Stored data
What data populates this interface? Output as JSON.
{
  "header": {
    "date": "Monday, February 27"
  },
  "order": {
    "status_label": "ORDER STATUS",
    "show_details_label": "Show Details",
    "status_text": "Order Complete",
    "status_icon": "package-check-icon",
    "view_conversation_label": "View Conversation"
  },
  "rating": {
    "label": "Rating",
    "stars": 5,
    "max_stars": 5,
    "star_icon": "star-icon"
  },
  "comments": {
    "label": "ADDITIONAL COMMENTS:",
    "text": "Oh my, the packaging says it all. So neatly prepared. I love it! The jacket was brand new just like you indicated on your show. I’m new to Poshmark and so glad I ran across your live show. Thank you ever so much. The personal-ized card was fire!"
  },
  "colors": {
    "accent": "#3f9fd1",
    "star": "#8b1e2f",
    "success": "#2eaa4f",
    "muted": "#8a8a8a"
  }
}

Exercise
Quote the material exactly, leaving nothing out.

Output
What data populates this interface? Output as JSON.
{
  "header": {
    "date": "Monday, February 27"
  },
  "order": {
    "status_label": "ORDER STATUS",
    "show_details_label": "Show Details",
    "status_text": "Order Complete",
    "status_icon": "package-check-icon",
    "view_conversation_label": "View Conversation"
  },
  "rating": {
    "label": "Rating",
    "stars": 5,
    "max_stars": 5,
    "star_icon": "star-icon"
  },
  "comments": {
    "label": "ADDITIONAL COMMENTS:",
    "text": "Oh my, the packaging says it all. So neatly prepared. I love it! The jacket was brand new just like you indicated on your show. I’m new to Poshmark and so glad I ran across your live show. Thank you ever so much. The personal-ized card was fire!"
  },
  "colors": {
    "accent": "#3f9fd1",
    "star": "#8b1e2f",
    "success": "#2eaa4f",
    "muted": "#8a8a8a"
  }
}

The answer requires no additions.